What the exercise asks: Convert every line of the rows below into a JSON array of strings, one string per line, skipping blank lines and omitting the picture placeholders.

[Start Record excerpts]

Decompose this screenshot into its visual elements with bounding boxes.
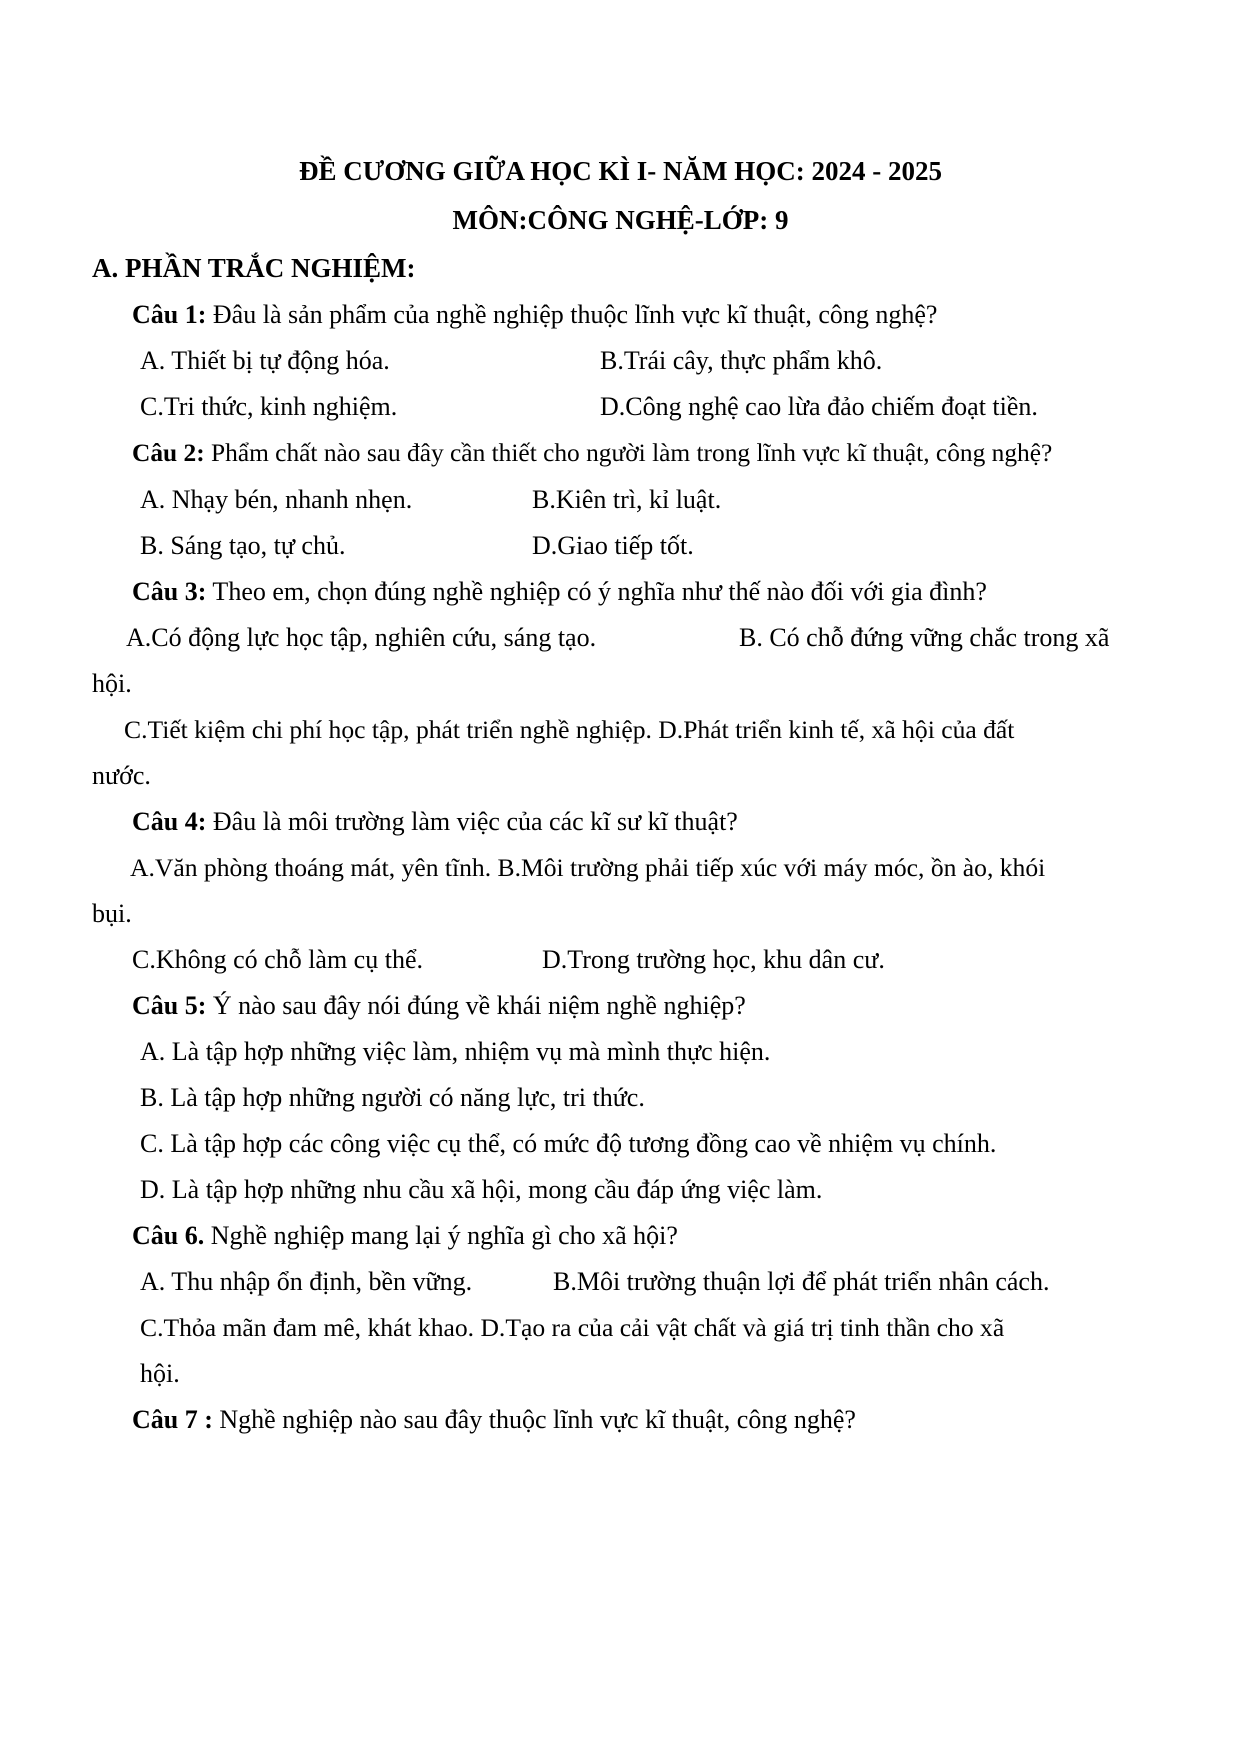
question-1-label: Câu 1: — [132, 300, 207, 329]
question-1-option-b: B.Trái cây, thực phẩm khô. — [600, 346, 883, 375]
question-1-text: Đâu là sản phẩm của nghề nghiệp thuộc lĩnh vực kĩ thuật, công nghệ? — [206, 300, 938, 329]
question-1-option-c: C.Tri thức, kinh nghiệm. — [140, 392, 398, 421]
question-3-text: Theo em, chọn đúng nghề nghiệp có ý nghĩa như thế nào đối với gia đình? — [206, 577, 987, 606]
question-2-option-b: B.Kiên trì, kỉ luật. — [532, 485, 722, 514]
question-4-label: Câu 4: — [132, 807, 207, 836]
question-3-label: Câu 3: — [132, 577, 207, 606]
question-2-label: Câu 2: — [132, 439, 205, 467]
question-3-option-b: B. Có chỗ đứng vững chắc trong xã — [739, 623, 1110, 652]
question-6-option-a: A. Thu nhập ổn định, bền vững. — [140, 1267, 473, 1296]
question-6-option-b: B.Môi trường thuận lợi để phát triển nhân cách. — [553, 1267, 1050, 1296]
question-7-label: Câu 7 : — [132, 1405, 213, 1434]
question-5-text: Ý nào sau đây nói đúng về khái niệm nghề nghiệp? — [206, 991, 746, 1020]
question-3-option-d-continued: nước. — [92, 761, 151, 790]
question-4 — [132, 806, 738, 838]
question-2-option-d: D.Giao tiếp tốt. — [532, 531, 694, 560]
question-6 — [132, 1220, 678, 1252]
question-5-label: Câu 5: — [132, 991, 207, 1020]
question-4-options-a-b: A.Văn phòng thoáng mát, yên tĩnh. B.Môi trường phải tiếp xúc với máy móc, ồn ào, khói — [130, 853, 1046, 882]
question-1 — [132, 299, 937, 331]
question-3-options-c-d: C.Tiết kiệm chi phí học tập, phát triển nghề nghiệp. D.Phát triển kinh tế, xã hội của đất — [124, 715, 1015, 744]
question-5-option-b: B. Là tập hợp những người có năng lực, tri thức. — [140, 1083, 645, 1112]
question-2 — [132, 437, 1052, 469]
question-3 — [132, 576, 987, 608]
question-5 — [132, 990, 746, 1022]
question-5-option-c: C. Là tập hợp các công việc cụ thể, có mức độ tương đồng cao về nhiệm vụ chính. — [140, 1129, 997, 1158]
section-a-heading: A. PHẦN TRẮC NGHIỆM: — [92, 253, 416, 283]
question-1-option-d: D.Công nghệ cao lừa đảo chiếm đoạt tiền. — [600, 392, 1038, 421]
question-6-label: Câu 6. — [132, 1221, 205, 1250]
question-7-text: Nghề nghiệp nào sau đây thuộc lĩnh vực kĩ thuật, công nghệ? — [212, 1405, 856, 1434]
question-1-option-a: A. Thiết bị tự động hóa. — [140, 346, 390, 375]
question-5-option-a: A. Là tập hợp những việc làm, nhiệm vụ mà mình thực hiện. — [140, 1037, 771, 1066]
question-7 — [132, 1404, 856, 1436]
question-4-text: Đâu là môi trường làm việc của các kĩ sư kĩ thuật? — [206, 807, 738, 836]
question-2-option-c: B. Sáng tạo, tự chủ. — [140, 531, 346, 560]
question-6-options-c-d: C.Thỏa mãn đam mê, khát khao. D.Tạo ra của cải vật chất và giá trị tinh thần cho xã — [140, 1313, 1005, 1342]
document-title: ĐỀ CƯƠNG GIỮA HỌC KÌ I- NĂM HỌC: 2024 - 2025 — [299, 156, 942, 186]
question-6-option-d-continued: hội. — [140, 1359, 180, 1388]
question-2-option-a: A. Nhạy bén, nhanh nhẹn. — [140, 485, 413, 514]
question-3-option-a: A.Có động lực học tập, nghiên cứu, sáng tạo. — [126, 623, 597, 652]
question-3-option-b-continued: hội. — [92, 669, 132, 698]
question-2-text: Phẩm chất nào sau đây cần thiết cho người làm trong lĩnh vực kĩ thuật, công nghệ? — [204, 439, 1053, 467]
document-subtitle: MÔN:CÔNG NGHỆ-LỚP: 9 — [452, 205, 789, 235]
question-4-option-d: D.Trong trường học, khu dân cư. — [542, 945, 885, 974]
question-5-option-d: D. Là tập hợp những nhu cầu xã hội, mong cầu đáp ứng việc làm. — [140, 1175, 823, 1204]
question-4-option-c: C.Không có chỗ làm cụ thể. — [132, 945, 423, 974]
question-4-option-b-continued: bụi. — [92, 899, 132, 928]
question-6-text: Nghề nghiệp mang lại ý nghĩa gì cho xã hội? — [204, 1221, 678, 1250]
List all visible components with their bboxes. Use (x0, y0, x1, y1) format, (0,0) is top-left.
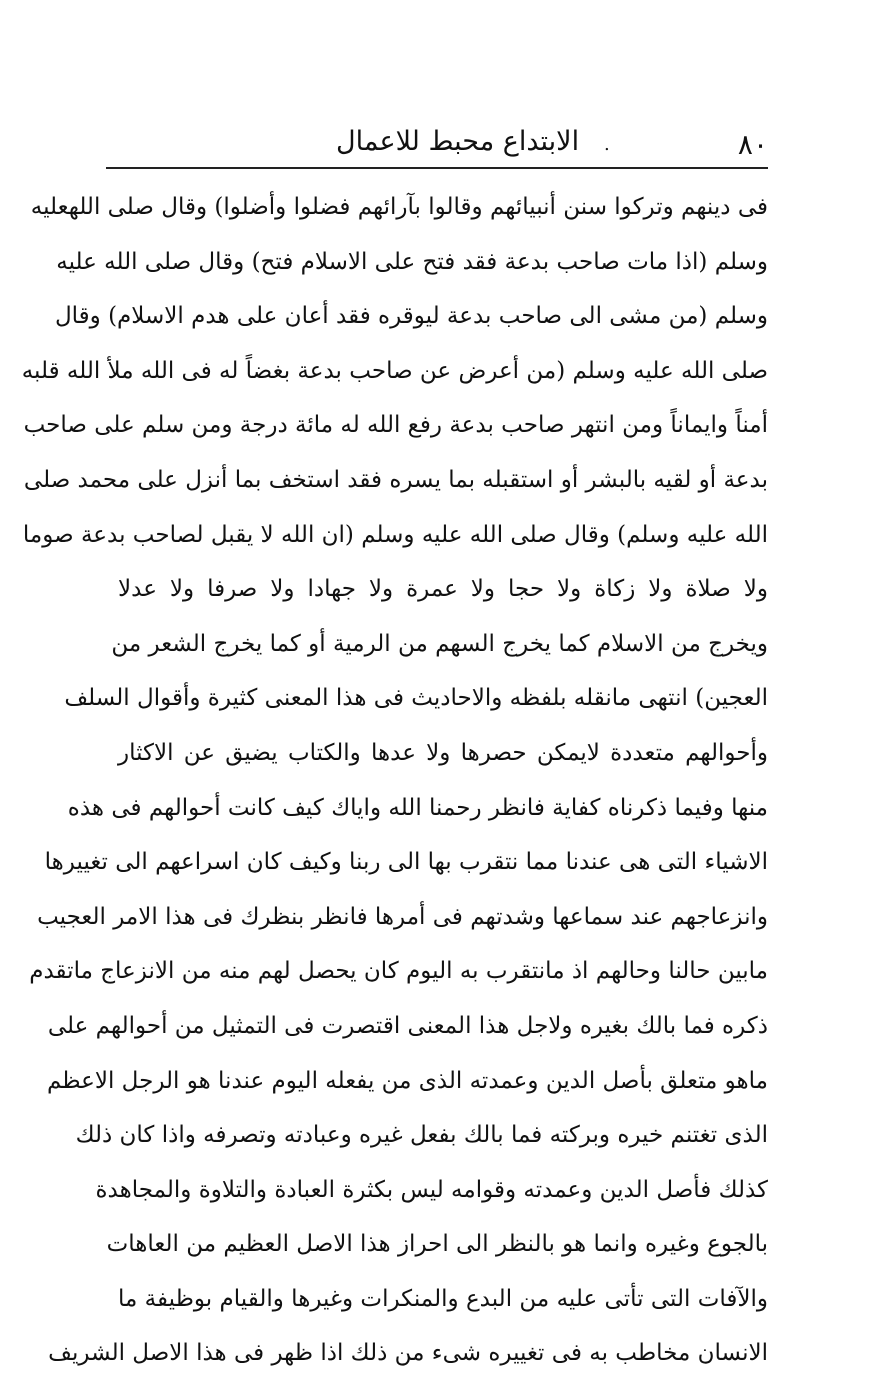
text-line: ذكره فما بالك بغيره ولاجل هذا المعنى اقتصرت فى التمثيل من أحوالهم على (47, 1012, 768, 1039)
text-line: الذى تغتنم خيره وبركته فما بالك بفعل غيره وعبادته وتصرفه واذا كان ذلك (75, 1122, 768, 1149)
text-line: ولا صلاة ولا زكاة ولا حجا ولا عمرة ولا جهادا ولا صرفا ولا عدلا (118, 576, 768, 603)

[End Record excerpts]

The answer:
[
  "Decompose this screenshot into its visual elements with bounding boxes.",
  "question-1-label: Câu 1: — [132, 300, 207, 329]",
  "question-1-option-b: B.Trái cây, thực phẩm khô. — [600, 346, 883, 375]",
  "question-1-text: Đâu là sản phẩm của nghề nghiệp thuộc lĩnh vực kĩ thuật, công nghệ? — [206, 300, 938, 329]",
  "question-1-option-c: C.Tri thức, kinh nghiệm. — [140, 392, 398, 421]",
  "question-3-text: Theo em, chọn đúng nghề nghiệp có ý nghĩa như thế nào đối với gia đình? — [206, 577, 987, 606]",
  "question-2-option-b: B.Kiên trì, kỉ luật. — [532, 485, 722, 514]",
  "question-4-label: Câu 4: — [132, 807, 207, 836]",
  "question-3-label: Câu 3: — [132, 577, 207, 606]",
  "question-2-label: Câu 2: — [132, 439, 205, 467]",
  "question-3-option-b: B. Có chỗ đứng vững chắc trong xã — [739, 623, 1110, 652]",
  "question-6-option-a: A. Thu nhập ổn định, bền vững. — [140, 1267, 473, 1296]",
  "question-6-option-b: B.Môi trường thuận lợi để phát triển nhân cách. — [553, 1267, 1050, 1296]",
  "question-7-label: Câu 7 : — [132, 1405, 213, 1434]",
  "question-5-text: Ý nào sau đây nói đúng về khái niệm nghề nghiệp? — [206, 991, 746, 1020]",
  "question-3-option-d-continued: nước. — [92, 761, 151, 790]",
  "question-4 — [132, 806, 738, 838]",
  "question-2-option-d: D.Giao tiếp tốt. — [532, 531, 694, 560]",
  "question-6 — [132, 1220, 678, 1252]",
  "question-5-label: Câu 5: — [132, 991, 207, 1020]",
  "question-4-options-a-b: A.Văn phòng thoáng mát, yên tĩnh. B.Môi trường phải tiếp xúc với máy móc, ồn ào, khói — [130, 853, 1046, 882]",
  "question-1 — [132, 299, 937, 331]",
  "question-3-options-c-d: C.Tiết kiệm chi phí học tập, phát triển nghề nghiệp. D.Phát triển kinh tế, xã hội của đất — [124, 715, 1015, 744]",
  "question-5-option-b: B. Là tập hợp những người có năng lực, tri thức. — [140, 1083, 645, 1112]",
  "question-2 — [132, 437, 1052, 469]",
  "question-3 — [132, 576, 987, 608]",
  "question-5 — [132, 990, 746, 1022]",
  "question-5-option-c: C. Là tập hợp các công việc cụ thể, có mức độ tương đồng cao về nhiệm vụ chính. — [140, 1129, 997, 1158]",
  "section-a-heading: A. PHẦN TRẮC NGHIỆM: — [92, 253, 416, 283]",
  "question-1-option-d: D.Công nghệ cao lừa đảo chiếm đoạt tiền. — [600, 392, 1038, 421]",
  "question-6-label: Câu 6. — [132, 1221, 205, 1250]",
  "question-7-text: Nghề nghiệp nào sau đây thuộc lĩnh vực kĩ thuật, công nghệ? — [212, 1405, 856, 1434]",
  "question-1-option-a: A. Thiết bị tự động hóa. — [140, 346, 390, 375]",
  "question-5-option-a: A. Là tập hợp những việc làm, nhiệm vụ mà mình thực hiện. — [140, 1037, 771, 1066]",
  "question-7 — [132, 1404, 856, 1436]",
  "question-4-text: Đâu là môi trường làm việc của các kĩ sư kĩ thuật? — [206, 807, 738, 836]",
  "question-2-option-c: B. Sáng tạo, tự chủ. — [140, 531, 346, 560]",
  "question-6-options-c-d: C.Thỏa mãn đam mê, khát khao. D.Tạo ra của cải vật chất và giá trị tinh thần cho xã — [140, 1313, 1005, 1342]",
  "document-title: ĐỀ CƯƠNG GIỮA HỌC KÌ I- NĂM HỌC: 2024 - 2025 — [299, 156, 942, 186]",
  "question-6-option-d-continued: hội. — [140, 1359, 180, 1388]",
  "question-2-option-a: A. Nhạy bén, nhanh nhẹn. — [140, 485, 413, 514]",
  "question-3-option-a: A.Có động lực học tập, nghiên cứu, sáng tạo. — [126, 623, 597, 652]",
  "question-3-option-b-continued: hội. — [92, 669, 132, 698]",
  "question-2-text: Phẩm chất nào sau đây cần thiết cho người làm trong lĩnh vực kĩ thuật, công nghệ? — [204, 439, 1053, 467]",
  "document-subtitle: MÔN:CÔNG NGHỆ-LỚP: 9 — [452, 205, 789, 235]",
  "question-4-option-d: D.Trong trường học, khu dân cư. — [542, 945, 885, 974]",
  "question-5-option-d: D. Là tập hợp những nhu cầu xã hội, mong cầu đáp ứng việc làm. — [140, 1175, 823, 1204]",
  "question-4-option-c: C.Không có chỗ làm cụ thể. — [132, 945, 423, 974]",
  "question-4-option-b-continued: bụi. — [92, 899, 132, 928]",
  "question-6-text: Nghề nghiệp mang lại ý nghĩa gì cho xã hội? — [204, 1221, 678, 1250]",
  "List all visible components with their bboxes. Use (x0, y0, x1, y1) format, (0,0) is top-left.",
  "text-line: ذكره فما بالك بغيره ولاجل هذا المعنى اقتصرت فى التمثيل من أحوالهم على (47, 1012, 768, 1039)",
  "text-line: الذى تغتنم خيره وبركته فما بالك بفعل غيره وعبادته وتصرفه واذا كان ذلك (75, 1122, 768, 1149)",
  "text-line: ولا صلاة ولا زكاة ولا حجا ولا عمرة ولا جهادا ولا صرفا ولا عدلا (118, 576, 768, 603)"
]